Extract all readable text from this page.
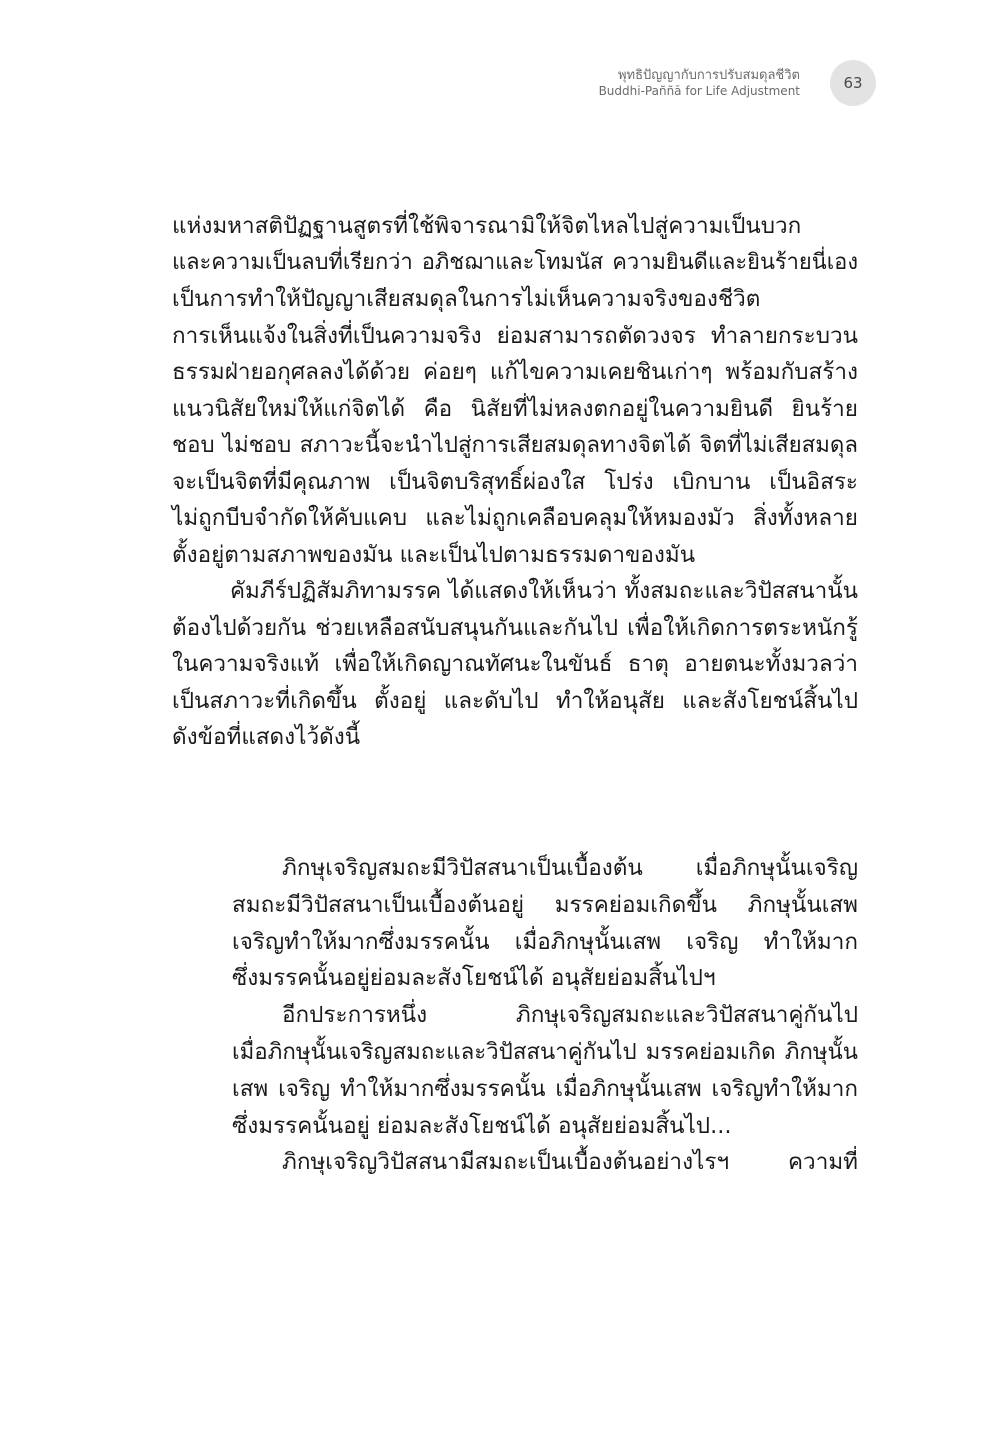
พุทธิปัญญากับการปรับสมดุลชีวิต
Buddhi-Paññā for Life Adjustment	63
แห่งมหาสติปัฏฐานสูตรที่ใช้พิจารณามิให้จิตไหลไปสู่ความเป็นบวก
และความเป็นลบที่เรียกว่า อภิชฌาและโทมนัส ความยินดีและยินร้ายนี่เอง
เป็นการทำให้ปัญญาเสียสมดุลในการไม่เห็นความจริงของชีวิต
การเห็นแจ้งในสิ่งที่เป็นความจริง ย่อมสามารถตัดวงจร ทำลายกระบวน
ธรรมฝ่ายอกุศลลงได้ด้วย ค่อยๆ แก้ไขความเคยชินเก่าๆ พร้อมกับสร้าง
แนวนิสัยใหม่ให้แก่จิตได้ คือ นิสัยที่ไม่หลงตกอยู่ในความยินดี ยินร้าย
ชอบ ไม่ชอบ สภาวะนี้จะนำไปสู่การเสียสมดุลทางจิตได้ จิตที่ไม่เสียสมดุล
จะเป็นจิตที่มีคุณภาพ เป็นจิตบริสุทธิ์ผ่องใส โปร่ง เบิกบาน เป็นอิสระ
ไม่ถูกบีบจำกัดให้คับแคบ และไม่ถูกเคลือบคลุมให้หมองมัว สิ่งทั้งหลาย
ตั้งอยู่ตามสภาพของมัน และเป็นไปตามธรรมดาของมัน
คัมภีร์ปฏิสัมภิทามรรค ได้แสดงให้เห็นว่า ทั้งสมถะและวิปัสสนานั้น
ต้องไปด้วยกัน ช่วยเหลือสนับสนุนกันและกันไป เพื่อให้เกิดการตระหนักรู้
ในความจริงแท้ เพื่อให้เกิดญาณทัศนะในขันธ์ ธาตุ อายตนะทั้งมวลว่า
เป็นสภาวะที่เกิดขึ้น ตั้งอยู่ และดับไป ทำให้อนุสัย และสังโยชน์สิ้นไป
ดังข้อที่แสดงไว้ดังนี้
ภิกษุเจริญสมถะมีวิปัสสนาเป็นเบื้องต้น เมื่อภิกษุนั้นเจริญ
สมถะมีวิปัสสนาเป็นเบื้องต้นอยู่ มรรคย่อมเกิดขึ้น ภิกษุนั้นเสพ
เจริญทำให้มากซึ่งมรรคนั้น เมื่อภิกษุนั้นเสพ เจริญ ทำให้มาก
ซึ่งมรรคนั้นอยู่ย่อมละสังโยชน์ได้ อนุสัยย่อมสิ้นไปฯ
อีกประการหนึ่ง ภิกษุเจริญสมถะและวิปัสสนาคู่กันไป
เมื่อภิกษุนั้นเจริญสมถะและวิปัสสนาคู่กันไป มรรคย่อมเกิด ภิกษุนั้น
เสพ เจริญ ทำให้มากซึ่งมรรคนั้น เมื่อภิกษุนั้นเสพ เจริญทำให้มาก
ซึ่งมรรคนั้นอยู่ ย่อมละสังโยชน์ได้ อนุสัยย่อมสิ้นไป...
ภิกษุเจริญวิปัสสนามีสมถะเป็นเบื้องต้นอย่างไรฯ ความที่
· · · ·
→ **Exercise details**:
Each entry above is to be written out again unchanged, apart from the pictures, which are left out.

→ **Answer for the task**:
Extract all readable text from this page.
พุทธิปัญญากับการปรับสมดุลชีวิต
Buddhi-Paññā for Life Adjustment	63
แห่งมหาสติปัฏฐานสูตรที่ใช้พิจารณามิให้จิตไหลไปสู่ความเป็นบวก
และความเป็นลบที่เรียกว่า อภิชฌาและโทมนัส ความยินดีและยินร้ายนี่เอง
เป็นการทำให้ปัญญาเสียสมดุลในการไม่เห็นความจริงของชีวิต
การเห็นแจ้งในสิ่งที่เป็นความจริง ย่อมสามารถตัดวงจร ทำลายกระบวน
ธรรมฝ่ายอกุศลลงได้ด้วย ค่อยๆ แก้ไขความเคยชินเก่าๆ พร้อมกับสร้าง
แนวนิสัยใหม่ให้แก่จิตได้ คือ นิสัยที่ไม่หลงตกอยู่ในความยินดี ยินร้าย
ชอบ ไม่ชอบ สภาวะนี้จะนำไปสู่การเสียสมดุลทางจิตได้ จิตที่ไม่เสียสมดุล
จะเป็นจิตที่มีคุณภาพ เป็นจิตบริสุทธิ์ผ่องใส โปร่ง เบิกบาน เป็นอิสระ
ไม่ถูกบีบจำกัดให้คับแคบ และไม่ถูกเคลือบคลุมให้หมองมัว สิ่งทั้งหลาย
ตั้งอยู่ตามสภาพของมัน และเป็นไปตามธรรมดาของมัน
คัมภีร์ปฏิสัมภิทามรรค ได้แสดงให้เห็นว่า ทั้งสมถะและวิปัสสนานั้น
ต้องไปด้วยกัน ช่วยเหลือสนับสนุนกันและกันไป เพื่อให้เกิดการตระหนักรู้
ในความจริงแท้ เพื่อให้เกิดญาณทัศนะในขันธ์ ธาตุ อายตนะทั้งมวลว่า
เป็นสภาวะที่เกิดขึ้น ตั้งอยู่ และดับไป ทำให้อนุสัย และสังโยชน์สิ้นไป
ดังข้อที่แสดงไว้ดังนี้
ภิกษุเจริญสมถะมีวิปัสสนาเป็นเบื้องต้น เมื่อภิกษุนั้นเจริญ
สมถะมีวิปัสสนาเป็นเบื้องต้นอยู่ มรรคย่อมเกิดขึ้น ภิกษุนั้นเสพ
เจริญทำให้มากซึ่งมรรคนั้น เมื่อภิกษุนั้นเสพ เจริญ ทำให้มาก
ซึ่งมรรคนั้นอยู่ย่อมละสังโยชน์ได้ อนุสัยย่อมสิ้นไปฯ
อีกประการหนึ่ง ภิกษุเจริญสมถะและวิปัสสนาคู่กันไป
เมื่อภิกษุนั้นเจริญสมถะและวิปัสสนาคู่กันไป มรรคย่อมเกิด ภิกษุนั้น
เสพ เจริญ ทำให้มากซึ่งมรรคนั้น เมื่อภิกษุนั้นเสพ เจริญทำให้มาก
ซึ่งมรรคนั้นอยู่ ย่อมละสังโยชน์ได้ อนุสัยย่อมสิ้นไป...
ภิกษุเจริญวิปัสสนามีสมถะเป็นเบื้องต้นอย่างไรฯ ความที่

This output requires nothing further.